▶ [WHAT THIS TASK INVOLVES]: Repeat the whole listing exactly as written.

Collected data:
——————

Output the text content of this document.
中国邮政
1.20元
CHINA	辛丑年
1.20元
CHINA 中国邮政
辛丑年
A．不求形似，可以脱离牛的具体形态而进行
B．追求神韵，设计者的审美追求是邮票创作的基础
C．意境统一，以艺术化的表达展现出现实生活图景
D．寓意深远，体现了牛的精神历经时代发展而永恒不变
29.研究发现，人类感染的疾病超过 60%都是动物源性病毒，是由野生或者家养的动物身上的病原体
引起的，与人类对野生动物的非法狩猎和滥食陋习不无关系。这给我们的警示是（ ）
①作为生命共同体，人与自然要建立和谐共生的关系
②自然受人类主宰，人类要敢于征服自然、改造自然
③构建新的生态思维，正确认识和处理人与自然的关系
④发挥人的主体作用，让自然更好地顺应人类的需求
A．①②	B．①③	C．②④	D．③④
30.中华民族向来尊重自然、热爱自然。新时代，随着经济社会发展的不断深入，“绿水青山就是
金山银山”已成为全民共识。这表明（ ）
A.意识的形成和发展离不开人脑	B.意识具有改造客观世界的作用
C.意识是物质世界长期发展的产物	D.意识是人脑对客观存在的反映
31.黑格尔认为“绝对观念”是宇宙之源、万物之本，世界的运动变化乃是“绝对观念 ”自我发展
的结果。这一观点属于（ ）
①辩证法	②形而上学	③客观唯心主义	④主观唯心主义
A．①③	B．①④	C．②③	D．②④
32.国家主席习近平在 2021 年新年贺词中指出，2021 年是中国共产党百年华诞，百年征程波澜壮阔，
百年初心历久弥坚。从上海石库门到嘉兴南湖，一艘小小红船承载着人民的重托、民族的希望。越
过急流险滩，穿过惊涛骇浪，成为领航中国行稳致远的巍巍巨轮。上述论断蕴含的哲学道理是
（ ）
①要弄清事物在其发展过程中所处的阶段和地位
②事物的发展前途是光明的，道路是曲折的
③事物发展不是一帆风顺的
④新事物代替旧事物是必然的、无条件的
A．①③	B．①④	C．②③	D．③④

——————

▶ [OUTPUT]:
Output the text content of this document.
中国邮政
1.20元
CHINA	辛丑年
1.20元
CHINA 中国邮政
辛丑年
A．不求形似，可以脱离牛的具体形态而进行
B．追求神韵，设计者的审美追求是邮票创作的基础
C．意境统一，以艺术化的表达展现出现实生活图景
D．寓意深远，体现了牛的精神历经时代发展而永恒不变
29.研究发现，人类感染的疾病超过 60%都是动物源性病毒，是由野生或者家养的动物身上的病原体
引起的，与人类对野生动物的非法狩猎和滥食陋习不无关系。这给我们的警示是（ ）
①作为生命共同体，人与自然要建立和谐共生的关系
②自然受人类主宰，人类要敢于征服自然、改造自然
③构建新的生态思维，正确认识和处理人与自然的关系
④发挥人的主体作用，让自然更好地顺应人类的需求
A．①②	B．①③	C．②④	D．③④
30.中华民族向来尊重自然、热爱自然。新时代，随着经济社会发展的不断深入，“绿水青山就是
金山银山”已成为全民共识。这表明（ ）
A.意识的形成和发展离不开人脑	B.意识具有改造客观世界的作用
C.意识是物质世界长期发展的产物	D.意识是人脑对客观存在的反映
31.黑格尔认为“绝对观念”是宇宙之源、万物之本，世界的运动变化乃是“绝对观念 ”自我发展
的结果。这一观点属于（ ）
①辩证法	②形而上学	③客观唯心主义	④主观唯心主义
A．①③	B．①④	C．②③	D．②④
32.国家主席习近平在 2021 年新年贺词中指出，2021 年是中国共产党百年华诞，百年征程波澜壮阔，
百年初心历久弥坚。从上海石库门到嘉兴南湖，一艘小小红船承载着人民的重托、民族的希望。越
过急流险滩，穿过惊涛骇浪，成为领航中国行稳致远的巍巍巨轮。上述论断蕴含的哲学道理是
（ ）
①要弄清事物在其发展过程中所处的阶段和地位
②事物的发展前途是光明的，道路是曲折的
③事物发展不是一帆风顺的
④新事物代替旧事物是必然的、无条件的
A．①③	B．①④	C．②③	D．③④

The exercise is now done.